TASK BRIEF. In the listing below, find every line with the string "standard" and pull it out.

Dataset items:

•••••

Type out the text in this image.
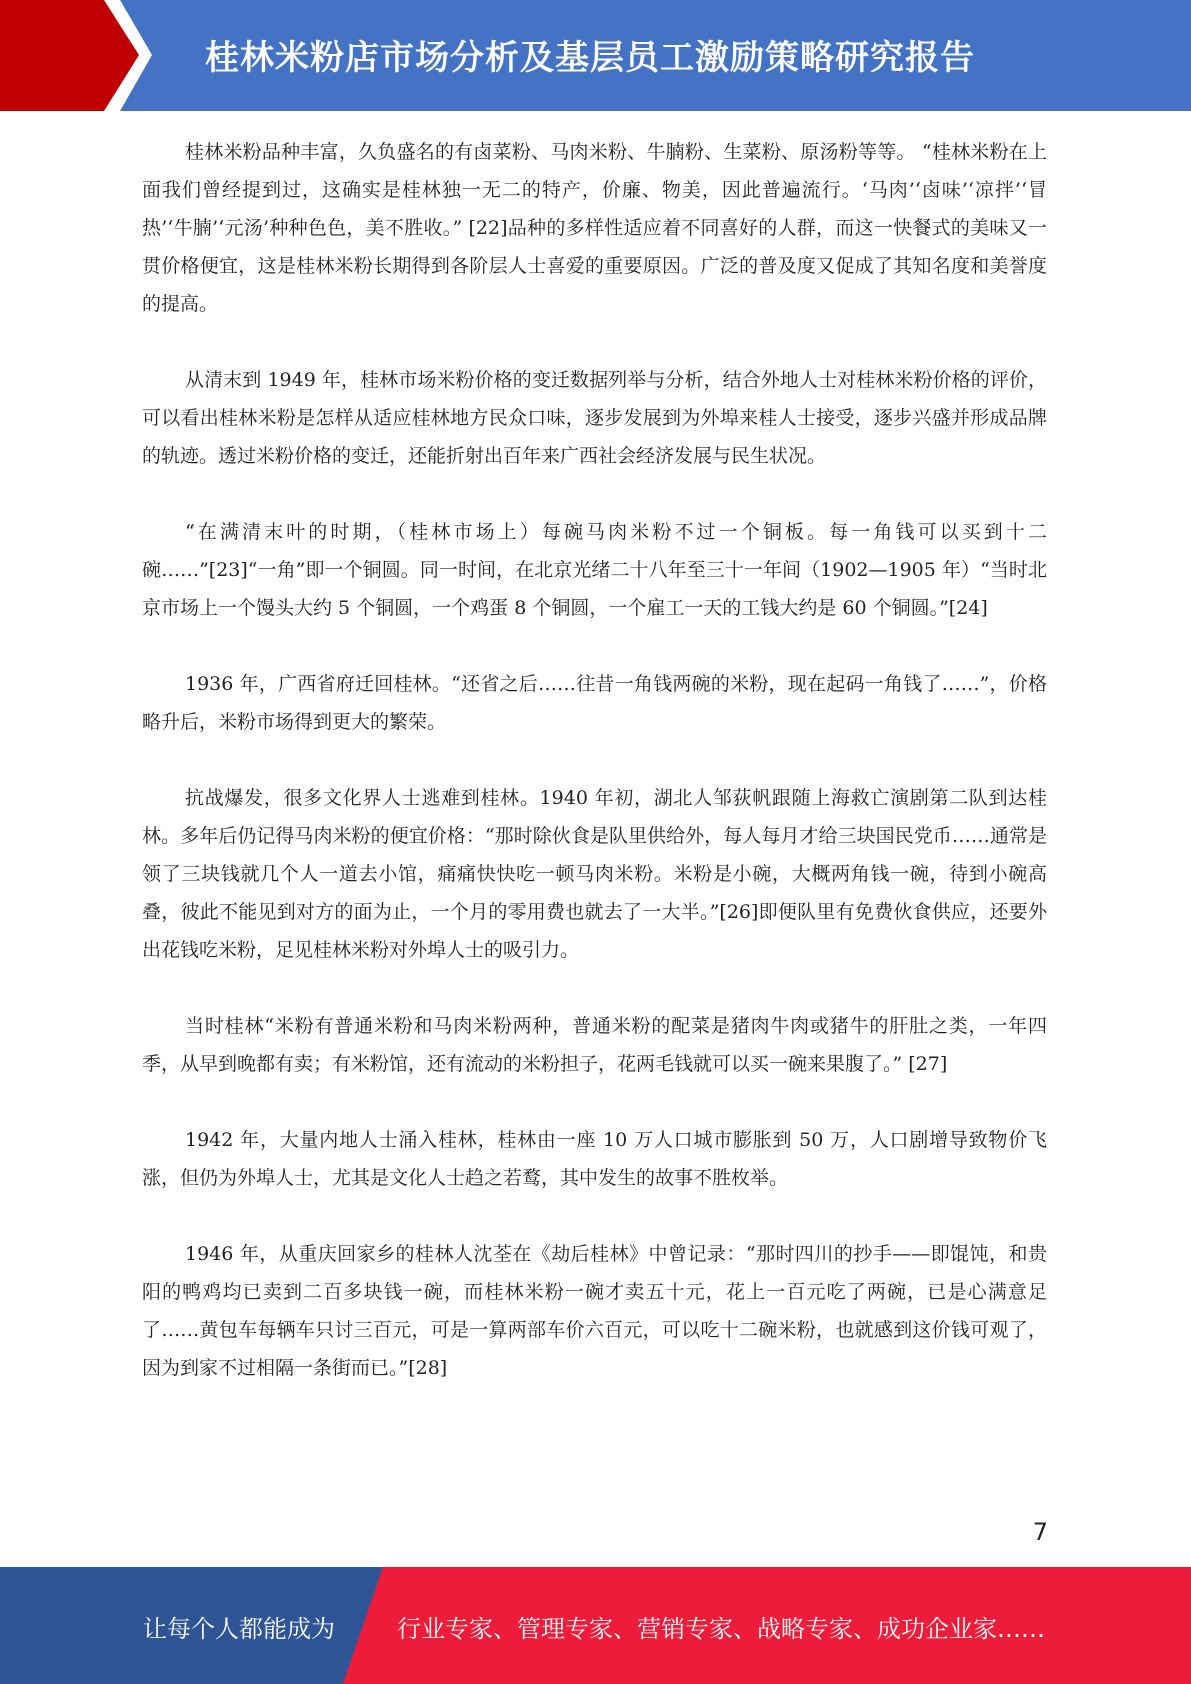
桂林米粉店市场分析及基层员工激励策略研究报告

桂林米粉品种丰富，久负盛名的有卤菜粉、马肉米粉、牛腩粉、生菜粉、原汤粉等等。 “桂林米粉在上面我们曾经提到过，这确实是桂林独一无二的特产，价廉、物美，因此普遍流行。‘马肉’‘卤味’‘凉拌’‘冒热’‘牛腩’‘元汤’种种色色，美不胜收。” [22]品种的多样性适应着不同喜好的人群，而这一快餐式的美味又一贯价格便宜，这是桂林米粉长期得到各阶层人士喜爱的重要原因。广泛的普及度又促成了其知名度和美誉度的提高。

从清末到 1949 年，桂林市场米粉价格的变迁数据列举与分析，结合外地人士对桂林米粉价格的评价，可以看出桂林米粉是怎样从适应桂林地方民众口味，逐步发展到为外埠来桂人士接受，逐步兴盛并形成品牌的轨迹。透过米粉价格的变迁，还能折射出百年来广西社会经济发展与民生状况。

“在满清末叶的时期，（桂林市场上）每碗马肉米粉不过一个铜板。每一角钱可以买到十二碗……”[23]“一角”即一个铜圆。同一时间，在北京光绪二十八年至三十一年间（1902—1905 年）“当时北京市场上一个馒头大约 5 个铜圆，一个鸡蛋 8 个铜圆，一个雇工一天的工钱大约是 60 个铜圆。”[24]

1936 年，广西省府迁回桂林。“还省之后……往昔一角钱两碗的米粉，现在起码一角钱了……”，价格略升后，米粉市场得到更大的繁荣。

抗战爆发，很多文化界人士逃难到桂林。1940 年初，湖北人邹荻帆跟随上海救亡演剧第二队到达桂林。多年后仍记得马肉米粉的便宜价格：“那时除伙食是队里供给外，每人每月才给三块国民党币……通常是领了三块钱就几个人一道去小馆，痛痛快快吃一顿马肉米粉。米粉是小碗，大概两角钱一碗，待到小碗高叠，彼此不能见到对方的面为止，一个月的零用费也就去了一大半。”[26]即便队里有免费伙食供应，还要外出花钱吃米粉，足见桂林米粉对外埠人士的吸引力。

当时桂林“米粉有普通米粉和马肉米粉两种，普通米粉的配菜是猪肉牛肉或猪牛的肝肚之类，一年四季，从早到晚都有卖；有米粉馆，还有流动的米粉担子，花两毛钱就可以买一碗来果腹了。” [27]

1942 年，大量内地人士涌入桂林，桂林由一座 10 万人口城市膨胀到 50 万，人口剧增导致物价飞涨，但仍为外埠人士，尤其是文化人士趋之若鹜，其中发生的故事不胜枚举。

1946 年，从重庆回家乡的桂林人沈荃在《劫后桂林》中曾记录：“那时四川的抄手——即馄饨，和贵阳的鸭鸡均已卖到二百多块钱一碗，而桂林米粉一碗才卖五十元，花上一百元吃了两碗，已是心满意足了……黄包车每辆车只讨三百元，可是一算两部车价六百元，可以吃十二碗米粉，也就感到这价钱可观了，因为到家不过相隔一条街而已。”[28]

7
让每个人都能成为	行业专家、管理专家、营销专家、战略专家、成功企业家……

•••••

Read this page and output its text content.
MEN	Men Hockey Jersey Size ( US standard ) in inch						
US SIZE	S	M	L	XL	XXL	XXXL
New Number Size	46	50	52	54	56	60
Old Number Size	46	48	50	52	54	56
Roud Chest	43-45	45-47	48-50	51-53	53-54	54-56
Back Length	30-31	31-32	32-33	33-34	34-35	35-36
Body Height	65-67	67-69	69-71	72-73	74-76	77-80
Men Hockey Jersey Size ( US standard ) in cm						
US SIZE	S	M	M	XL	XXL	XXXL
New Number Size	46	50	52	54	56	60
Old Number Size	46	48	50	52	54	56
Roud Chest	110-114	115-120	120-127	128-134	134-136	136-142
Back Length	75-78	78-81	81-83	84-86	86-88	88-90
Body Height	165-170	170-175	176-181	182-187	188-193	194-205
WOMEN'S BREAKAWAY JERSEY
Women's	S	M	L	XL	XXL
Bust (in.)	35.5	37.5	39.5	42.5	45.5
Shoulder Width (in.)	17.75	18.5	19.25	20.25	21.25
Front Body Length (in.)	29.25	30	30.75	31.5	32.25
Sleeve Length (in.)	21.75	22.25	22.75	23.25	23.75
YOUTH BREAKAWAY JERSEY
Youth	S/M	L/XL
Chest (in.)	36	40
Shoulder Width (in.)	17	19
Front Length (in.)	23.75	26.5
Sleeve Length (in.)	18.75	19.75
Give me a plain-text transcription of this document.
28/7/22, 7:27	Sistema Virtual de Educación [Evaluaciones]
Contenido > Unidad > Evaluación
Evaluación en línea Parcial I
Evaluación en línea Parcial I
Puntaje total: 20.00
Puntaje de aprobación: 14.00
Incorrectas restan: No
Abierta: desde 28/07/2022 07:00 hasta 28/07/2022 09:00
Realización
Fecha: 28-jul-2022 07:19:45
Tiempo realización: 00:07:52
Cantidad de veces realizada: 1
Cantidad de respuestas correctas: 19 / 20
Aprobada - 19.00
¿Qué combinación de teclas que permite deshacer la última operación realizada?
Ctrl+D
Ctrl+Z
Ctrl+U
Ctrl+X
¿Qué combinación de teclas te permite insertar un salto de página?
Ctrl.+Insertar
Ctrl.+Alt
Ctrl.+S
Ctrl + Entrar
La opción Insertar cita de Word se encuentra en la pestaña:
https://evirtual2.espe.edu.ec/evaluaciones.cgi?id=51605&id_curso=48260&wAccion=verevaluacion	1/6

•••••

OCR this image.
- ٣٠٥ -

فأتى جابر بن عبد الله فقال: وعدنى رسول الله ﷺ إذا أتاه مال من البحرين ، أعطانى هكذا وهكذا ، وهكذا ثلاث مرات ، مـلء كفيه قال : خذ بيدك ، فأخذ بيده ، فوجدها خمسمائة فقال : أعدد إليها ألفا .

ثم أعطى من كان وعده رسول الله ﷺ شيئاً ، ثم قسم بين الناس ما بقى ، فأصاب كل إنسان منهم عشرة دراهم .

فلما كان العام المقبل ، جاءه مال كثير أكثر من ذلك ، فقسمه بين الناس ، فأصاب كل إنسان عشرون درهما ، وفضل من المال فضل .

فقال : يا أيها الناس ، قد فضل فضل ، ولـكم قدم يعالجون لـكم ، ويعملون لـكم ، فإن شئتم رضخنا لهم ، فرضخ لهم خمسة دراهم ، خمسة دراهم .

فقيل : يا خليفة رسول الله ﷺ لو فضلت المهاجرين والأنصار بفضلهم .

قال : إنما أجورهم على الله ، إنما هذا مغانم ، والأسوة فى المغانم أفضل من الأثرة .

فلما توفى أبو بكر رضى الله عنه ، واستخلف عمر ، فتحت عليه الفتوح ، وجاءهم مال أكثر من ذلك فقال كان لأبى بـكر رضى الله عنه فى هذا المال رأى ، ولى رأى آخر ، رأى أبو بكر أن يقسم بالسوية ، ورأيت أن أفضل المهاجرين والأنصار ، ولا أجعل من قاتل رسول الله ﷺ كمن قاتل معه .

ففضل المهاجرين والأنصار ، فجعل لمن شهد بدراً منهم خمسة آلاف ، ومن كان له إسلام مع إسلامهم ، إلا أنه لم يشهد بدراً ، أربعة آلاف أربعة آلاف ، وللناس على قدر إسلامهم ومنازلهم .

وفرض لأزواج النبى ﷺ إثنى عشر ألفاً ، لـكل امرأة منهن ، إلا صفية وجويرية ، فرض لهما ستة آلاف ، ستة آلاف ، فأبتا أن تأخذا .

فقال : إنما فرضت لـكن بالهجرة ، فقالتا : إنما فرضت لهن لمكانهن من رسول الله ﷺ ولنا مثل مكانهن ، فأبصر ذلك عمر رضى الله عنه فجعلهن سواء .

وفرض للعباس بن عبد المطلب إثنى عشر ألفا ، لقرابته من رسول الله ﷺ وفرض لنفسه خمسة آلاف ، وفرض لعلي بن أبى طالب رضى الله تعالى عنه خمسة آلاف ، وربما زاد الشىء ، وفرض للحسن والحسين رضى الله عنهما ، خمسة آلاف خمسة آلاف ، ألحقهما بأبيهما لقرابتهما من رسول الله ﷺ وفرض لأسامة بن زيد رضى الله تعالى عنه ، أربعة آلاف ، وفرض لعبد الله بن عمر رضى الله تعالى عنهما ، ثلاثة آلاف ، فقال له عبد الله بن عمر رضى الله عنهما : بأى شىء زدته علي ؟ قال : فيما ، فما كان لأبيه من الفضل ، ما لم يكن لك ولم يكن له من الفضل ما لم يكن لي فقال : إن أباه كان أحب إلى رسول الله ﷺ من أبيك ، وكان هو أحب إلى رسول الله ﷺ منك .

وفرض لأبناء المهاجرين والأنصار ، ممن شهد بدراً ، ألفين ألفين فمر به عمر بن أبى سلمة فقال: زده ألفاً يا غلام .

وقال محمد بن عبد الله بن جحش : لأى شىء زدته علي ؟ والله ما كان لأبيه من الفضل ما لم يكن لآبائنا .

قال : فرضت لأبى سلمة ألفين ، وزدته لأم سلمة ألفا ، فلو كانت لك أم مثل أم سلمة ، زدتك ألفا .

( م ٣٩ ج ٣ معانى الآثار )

•••••

ANSWER FOR THE TASK.
MEN	Men Hockey Jersey Size ( US standard ) in inch						
Men Hockey Jersey Size ( US standard ) in cm						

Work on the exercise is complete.